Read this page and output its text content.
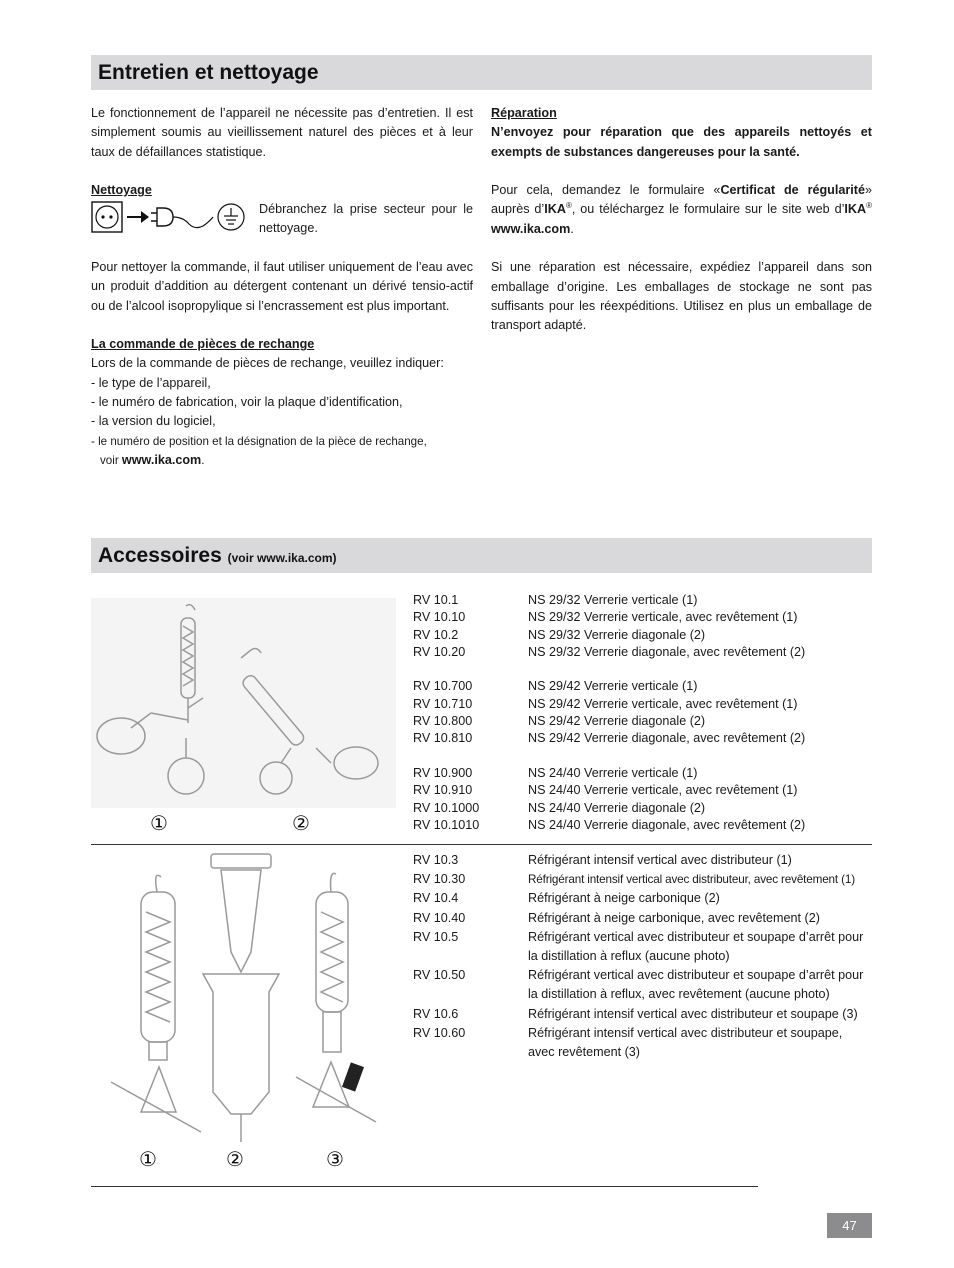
Entretien et nettoyage

Le fonctionnement de l’appareil ne nécessite pas d’entretien. Il est simplement soumis au vieillissement naturel des pièces et à leur taux de défaillances statistique.

Nettoyage

Débranchez la prise secteur pour le nettoyage.

Pour nettoyer la commande, il faut utiliser uniquement de l’eau avec un produit d’addition au détergent contenant un dérivé tensio-actif ou de l’alcool isopropylique si l’encrassement est plus important.

La commande de pièces de rechange

Lors de la commande de pièces de rechange, veuillez indiquer:

- le type de l’appareil,

- le numéro de fabrication, voir la plaque d’identification,

- la version du logiciel,

- le numéro de position et la désignation de la pièce de rechange,

voir www.ika.com.

Réparation

N’envoyez pour réparation que des appareils nettoyés et exempts de substances dangereuses pour la santé.

Pour cela, demandez le formulaire «Certificat de régularité» auprès d’IKA®, ou téléchargez le formulaire sur le site web d’IKA® www.ika.com.

Si une réparation est nécessaire, expédiez l’appareil dans son emballage d’origine. Les emballages de stockage ne sont pas suffisants pour les réexpéditions. Utilisez en plus un emballage de transport adapté.

Accessoires (voir www.ika.com)
①	②
RV 10.1	NS 29/32 Verrerie verticale (1)
RV 10.10	NS 29/32 Verrerie verticale, avec revêtement (1)
RV 10.2	NS 29/32 Verrerie diagonale (2)
RV 10.20	NS 29/32 Verrerie diagonale, avec revêtement (2)
RV 10.700	NS 29/42 Verrerie verticale (1)
RV 10.710	NS 29/42 Verrerie verticale, avec revêtement (1)
RV 10.800	NS 29/42 Verrerie diagonale (2)
RV 10.810	NS 29/42 Verrerie diagonale, avec revêtement (2)
RV 10.900	NS 24/40 Verrerie verticale (1)
RV 10.910	NS 24/40 Verrerie verticale, avec revêtement (1)
RV 10.1000	NS 24/40 Verrerie diagonale (2)
RV 10.1010	NS 24/40 Verrerie diagonale, avec revêtement (2)
①	②	③
RV 10.3	Réfrigérant intensif vertical avec distributeur (1)
RV 10.30	Réfrigérant intensif vertical avec distributeur, avec revêtement (1)
RV 10.4	Réfrigérant à neige carbonique (2)
RV 10.40	Réfrigérant à neige carbonique, avec revêtement (2)
RV 10.5	Réfrigérant vertical avec distributeur et soupape d’arrêt pour
la distillation à reflux (aucune photo)
RV 10.50	Réfrigérant vertical avec distributeur et soupape d’arrêt pour
la distillation à reflux, avec revêtement (aucune photo)
RV 10.6	Réfrigérant intensif vertical avec distributeur et soupape (3)
RV 10.60	Réfrigérant intensif vertical avec distributeur et soupape,
avec revêtement (3)
47
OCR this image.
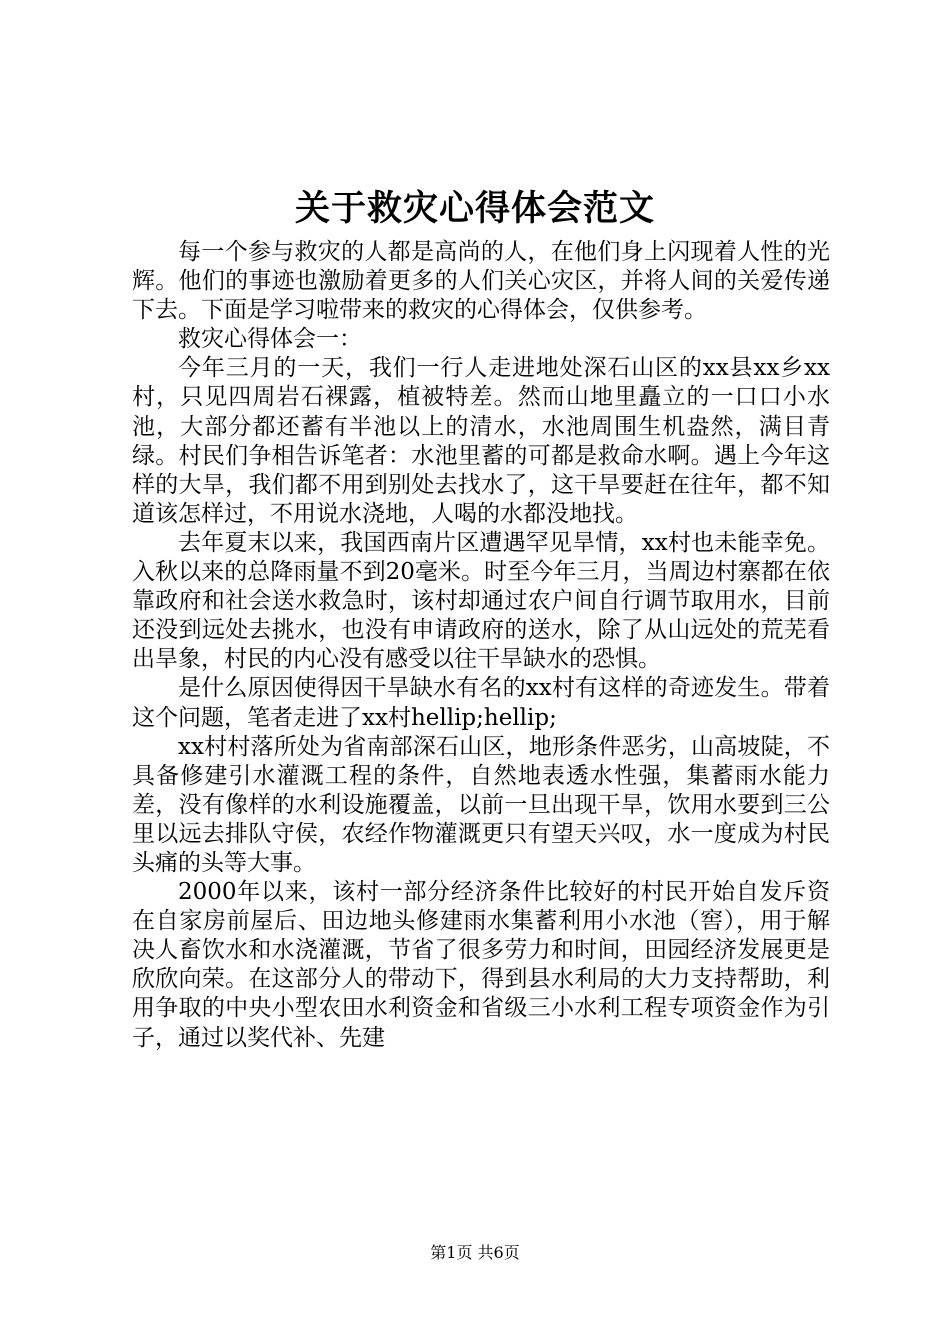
关于救灾心得体会范文

每一个参与救灾的人都是高尚的人，在他们身上闪现着人性的光辉。他们的事迹也激励着更多的人们关心灾区，并将人间的关爱传递下去。下面是学习啦带来的救灾的心得体会，仅供参考。

救灾心得体会一：

今年三月的一天，我们一行人走进地处深石山区的xx县xx乡xx村，只见四周岩石裸露，植被特差。然而山地里矗立的一口口小水池，大部分都还蓄有半池以上的清水，水池周围生机盎然，满目青绿。村民们争相告诉笔者：水池里蓄的可都是救命水啊。遇上今年这样的大旱，我们都不用到别处去找水了，这干旱要赶在往年，都不知道该怎样过，不用说水浇地，人喝的水都没地找。

去年夏末以来，我国西南片区遭遇罕见旱情，xx村也未能幸免。入秋以来的总降雨量不到20毫米。时至今年三月，当周边村寨都在依靠政府和社会送水救急时，该村却通过农户间自行调节取用水，目前还没到远处去挑水，也没有申请政府的送水，除了从山远处的荒芜看出旱象，村民的内心没有感受以往干旱缺水的恐惧。

是什么原因使得因干旱缺水有名的xx村有这样的奇迹发生。带着这个问题，笔者走进了xx村hellip;hellip;

xx村村落所处为省南部深石山区，地形条件恶劣，山高坡陡，不具备修建引水灌溉工程的条件，自然地表透水性强，集蓄雨水能力差，没有像样的水利设施覆盖，以前一旦出现干旱，饮用水要到三公里以远去排队守侯，农经作物灌溉更只有望天兴叹，水一度成为村民头痛的头等大事。

2000年以来，该村一部分经济条件比较好的村民开始自发斥资在自家房前屋后、田边地头修建雨水集蓄利用小水池（窖），用于解决人畜饮水和水浇灌溉，节省了很多劳力和时间，田园经济发展更是欣欣向荣。在这部分人的带动下，得到县水利局的大力支持帮助，利用争取的中央小型农田水利资金和省级三小水利工程专项资金作为引子，通过以奖代补、先建

第1页 共6页
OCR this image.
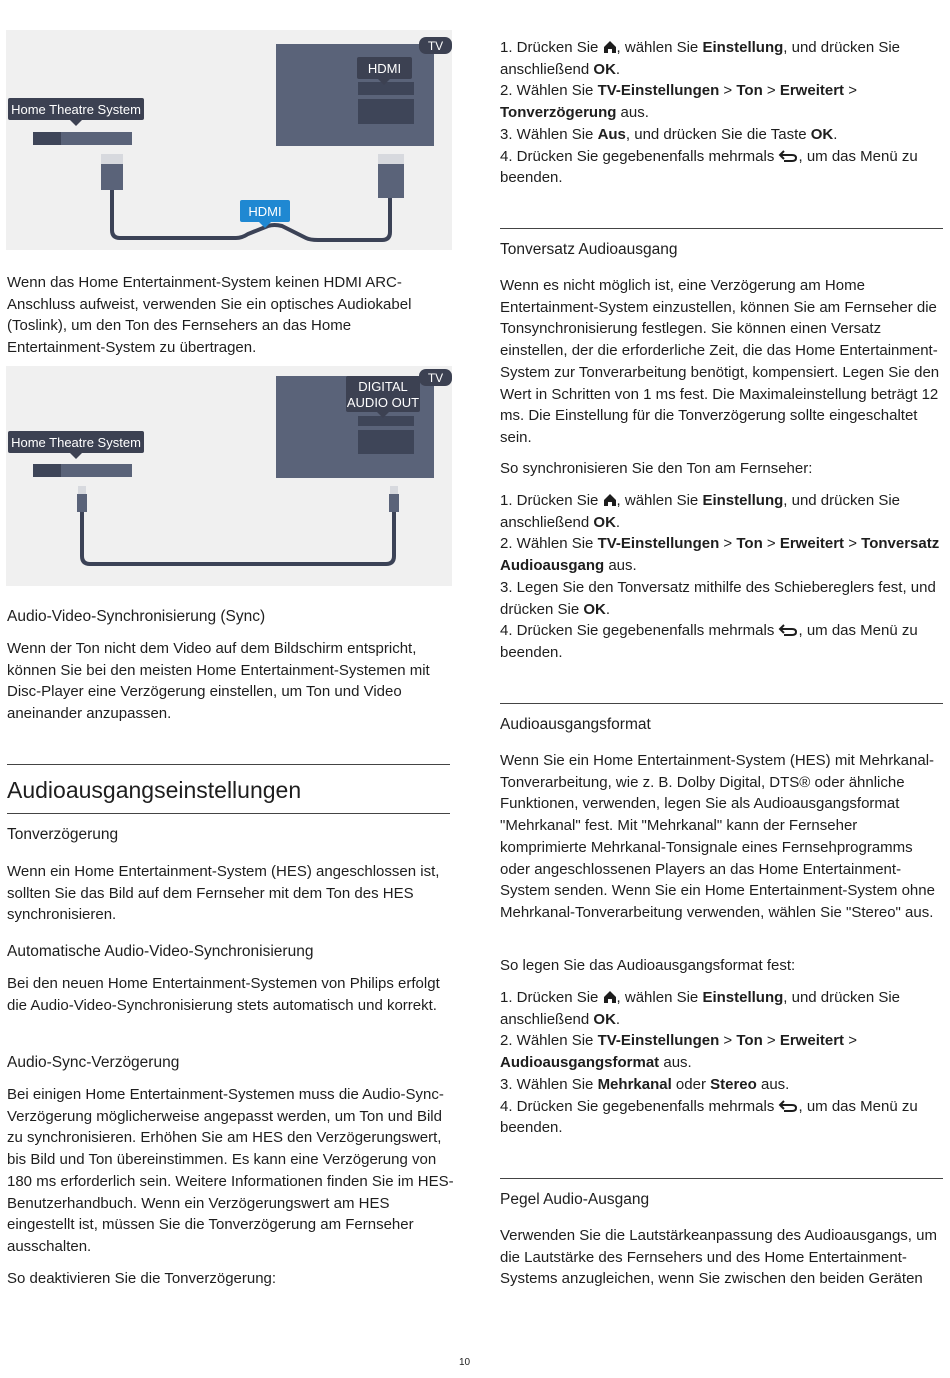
HDMI
TV
Home Theatre System
HDMI

Wenn das Home Entertainment-System keinen HDMI ARC-Anschluss aufweist, verwenden Sie ein optisches Audiokabel (Toslink), um den Ton des Fernsehers an das Home Entertainment-System zu übertragen.

DIGITAL
AUDIO OUT
TV
Home Theatre System

Audio-Video-Synchronisierung (Sync)

Wenn der Ton nicht dem Video auf dem Bildschirm entspricht, können Sie bei den meisten Home Entertainment-Systemen mit Disc-Player eine Verzögerung einstellen, um Ton und Video aneinander anzupassen.

Audioausgangseinstellungen

Tonverzögerung

Wenn ein Home Entertainment-System (HES) angeschlossen ist, sollten Sie das Bild auf dem Fernseher mit dem Ton des HES synchronisieren.

Automatische Audio-Video-Synchronisierung

Bei den neuen Home Entertainment-Systemen von Philips erfolgt die Audio-Video-Synchronisierung stets automatisch und korrekt.

Audio-Sync-Verzögerung

Bei einigen Home Entertainment-Systemen muss die Audio-Sync-Verzögerung möglicherweise angepasst werden, um Ton und Bild zu synchronisieren. Erhöhen Sie am HES den Verzögerungswert, bis Bild und Ton übereinstimmen. Es kann eine Verzögerung von 180 ms erforderlich sein. Weitere Informationen finden Sie im HES-Benutzerhandbuch. Wenn ein Verzögerungswert am HES eingestellt ist, müssen Sie die Tonverzögerung am Fernseher ausschalten.

So deaktivieren Sie die Tonverzögerung:

1. Drücken Sie , wählen Sie Einstellung, und drücken Sie anschließend OK.

2. Wählen Sie TV-Einstellungen > Ton > Erweitert > Tonverzögerung aus.

3. Wählen Sie Aus, und drücken Sie die Taste OK.

4. Drücken Sie gegebenenfalls mehrmals , um das Menü zu beenden.

Tonversatz Audioausgang

Wenn es nicht möglich ist, eine Verzögerung am Home Entertainment-System einzustellen, können Sie am Fernseher die Tonsynchronisierung festlegen. Sie können einen Versatz einstellen, der die erforderliche Zeit, die das Home Entertainment-System zur Tonverarbeitung benötigt, kompensiert. Legen Sie den Wert in Schritten von 1 ms fest. Die Maximaleinstellung beträgt 12 ms. Die Einstellung für die Tonverzögerung sollte eingeschaltet sein.

So synchronisieren Sie den Ton am Fernseher:

1. Drücken Sie , wählen Sie Einstellung, und drücken Sie anschließend OK.

2. Wählen Sie TV-Einstellungen > Ton > Erweitert > Tonversatz Audioausgang aus.

3. Legen Sie den Tonversatz mithilfe des Schiebereglers fest, und drücken Sie OK.

4. Drücken Sie gegebenenfalls mehrmals , um das Menü zu beenden.

Audioausgangsformat

Wenn Sie ein Home Entertainment-System (HES) mit Mehrkanal-Tonverarbeitung, wie z. B. Dolby Digital, DTS® oder ähnliche Funktionen, verwenden, legen Sie als Audioausgangsformat "Mehrkanal" fest. Mit "Mehrkanal" kann der Fernseher komprimierte Mehrkanal-Tonsignale eines Fernsehprogramms oder angeschlossenen Players an das Home Entertainment-System senden. Wenn Sie ein Home Entertainment-System ohne Mehrkanal-Tonverarbeitung verwenden, wählen Sie "Stereo" aus.

So legen Sie das Audioausgangsformat fest:

1. Drücken Sie , wählen Sie Einstellung, und drücken Sie anschließend OK.

2. Wählen Sie TV-Einstellungen > Ton > Erweitert > Audioausgangsformat aus.

3. Wählen Sie Mehrkanal oder Stereo aus.

4. Drücken Sie gegebenenfalls mehrmals , um das Menü zu beenden.

Pegel Audio-Ausgang

Verwenden Sie die Lautstärkeanpassung des Audioausgangs, um die Lautstärke des Fernsehers und des Home Entertainment-Systems anzugleichen, wenn Sie zwischen den beiden Geräten

10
++++++++++
**The problem:**
Which lines hold the word "Tonverarbeitung"? Copy every one of them.

**Finished exercise:**
Wenn es nicht möglich ist, eine Verzögerung am Home Entertainment-System einzustellen, können Sie am Fernseher die Tonsynchronisierung festlegen. Sie können einen Versatz einstellen, der die erforderliche Zeit, die das Home Entertainment-System zur Tonverarbeitung benötigt, kompensiert. Legen Sie den Wert in Schritten von 1 ms fest. Die Maximaleinstellung beträgt 12 ms. Die Einstellung für die Tonverzögerung sollte eingeschaltet sein.
Wenn Sie ein Home Entertainment-System (HES) mit Mehrkanal-Tonverarbeitung, wie z. B. Dolby Digital, DTS® oder ähnliche Funktionen, verwenden, legen Sie als Audioausgangsformat "Mehrkanal" fest. Mit "Mehrkanal" kann der Fernseher komprimierte Mehrkanal-Tonsignale eines Fernsehprogramms oder angeschlossenen Players an das Home Entertainment-System senden. Wenn Sie ein Home Entertainment-System ohne Mehrkanal-Tonverarbeitung verwenden, wählen Sie "Stereo" aus.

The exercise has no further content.